-- start DATASET ROWS --
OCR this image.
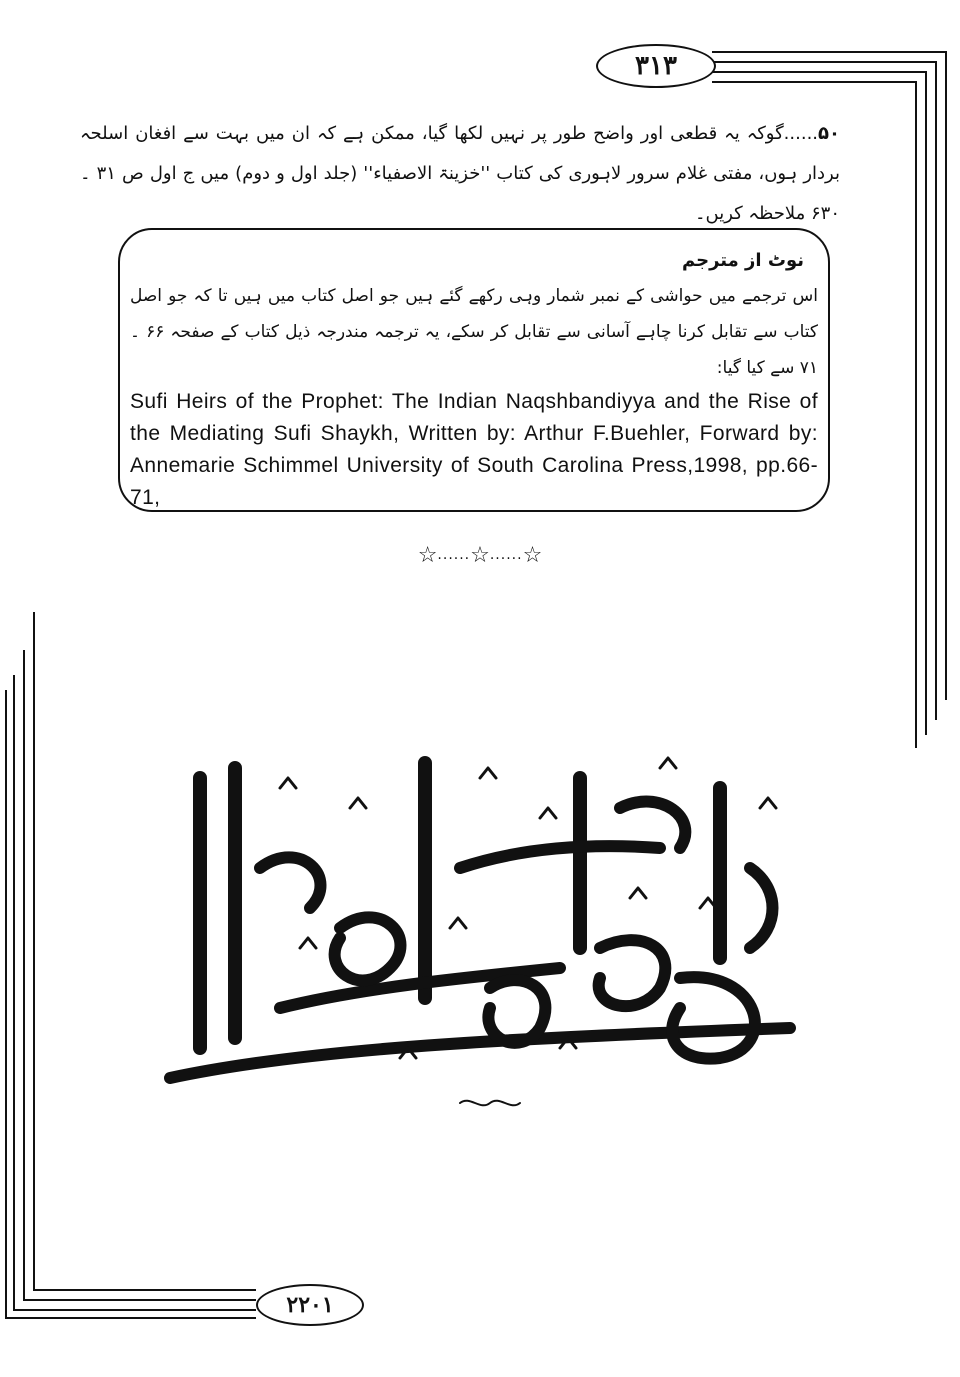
۳۱۳
۵۰......گوکہ یہ قطعی اور واضح طور پر نہیں لکھا گیا، ممکن ہے کہ ان میں بہت سے افغان اسلحہ بردار ہوں، مفتی غلام سرور لاہوری کی کتاب ''خزینۃ الاصفیاء'' (جلد اول و دوم) میں ج اول ص ۳۱ ۔ ۶۳۰ ملاحظہ کریں۔
نوٹ از مترجم
اس ترجمے میں حواشی کے نمبر شمار وہی رکھے گئے ہیں جو اصل کتاب میں ہیں تا کہ جو اصل کتاب سے تقابل کرنا چاہے آسانی سے تقابل کر سکے، یہ ترجمہ مندرجہ ذیل کتاب کے صفحہ ۶۶ ۔ ۷۱ سے کیا گیا:
Sufi Heirs of the Prophet: The Indian Naqshbandiyya and the Rise of the Mediating Sufi Shaykh, Written by: Arthur F.Buehler, Forward by: Annemarie Schimmel University of South Carolina Press,1998, pp.66-71,
☆ ...... ☆ ...... ☆
۲۲۰۱
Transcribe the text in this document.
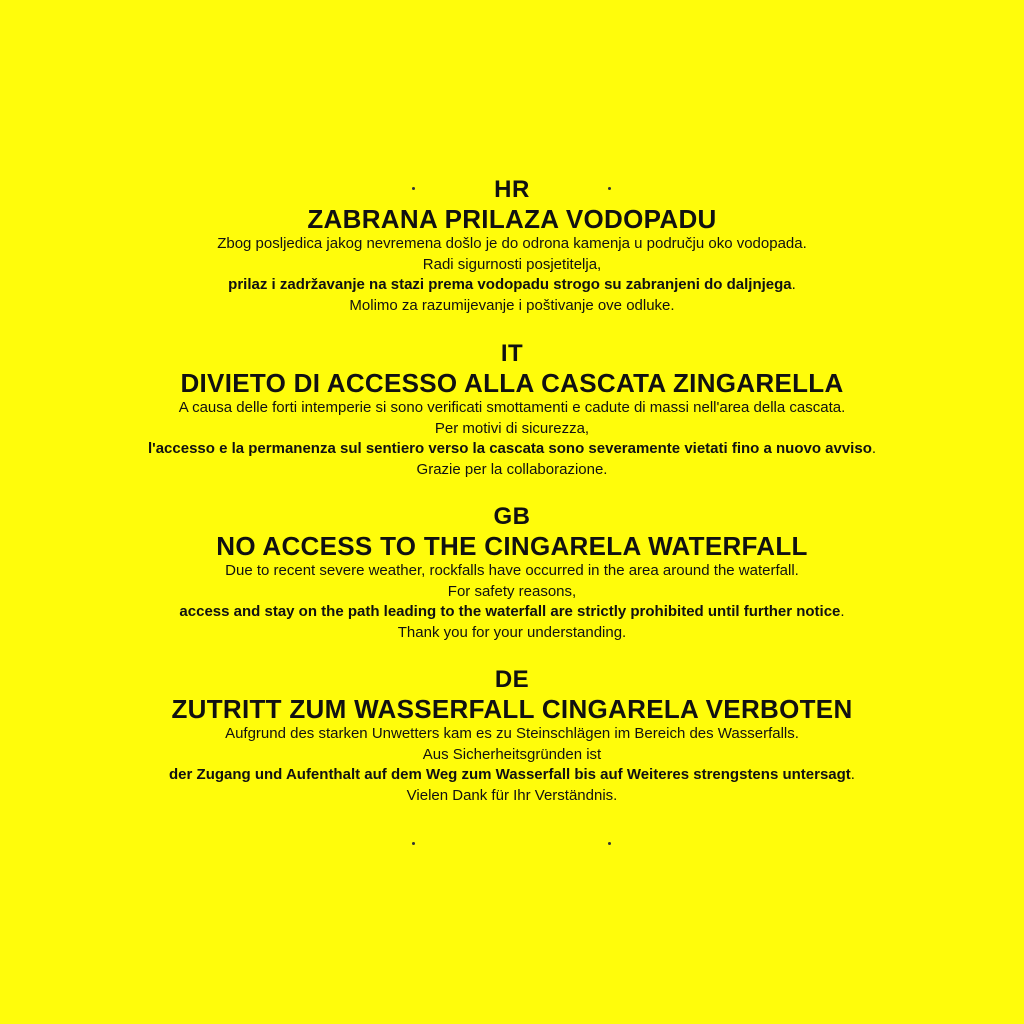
HR
ZABRANA PRILAZA VODOPADU
Zbog posljedica jakog nevremena došlo je do odrona kamenja u području oko vodopada.
Radi sigurnosti posjetitelja,
prilaz i zadržavanje na stazi prema vodopadu strogo su zabranjeni do daljnjega.
Molimo za razumijevanje i poštivanje ove odluke.
IT
DIVIETO DI ACCESSO ALLA CASCATA ZINGARELLA
A causa delle forti intemperie si sono verificati smottamenti e cadute di massi nell'area della cascata.
Per motivi di sicurezza,
l'accesso e la permanenza sul sentiero verso la cascata sono severamente vietati fino a nuovo avviso.
Grazie per la collaborazione.
GB
NO ACCESS TO THE CINGARELA WATERFALL
Due to recent severe weather, rockfalls have occurred in the area around the waterfall.
For safety reasons,
access and stay on the path leading to the waterfall are strictly prohibited until further notice.
Thank you for your understanding.
DE
ZUTRITT ZUM WASSERFALL CINGARELA VERBOTEN
Aufgrund des starken Unwetters kam es zu Steinschlägen im Bereich des Wasserfalls.
Aus Sicherheitsgründen ist
der Zugang und Aufenthalt auf dem Weg zum Wasserfall bis auf Weiteres strengstens untersagt.
Vielen Dank für Ihr Verständnis.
-- end DATASET ROWS --
** YOUR TASK **
Look through the entries above; copy every line holding the string "area".

** FINAL RESULT **
A causa delle forti intemperie si sono verificati smottamenti e cadute di massi nell'area della cascata.
Due to recent severe weather, rockfalls have occurred in the area around the waterfall.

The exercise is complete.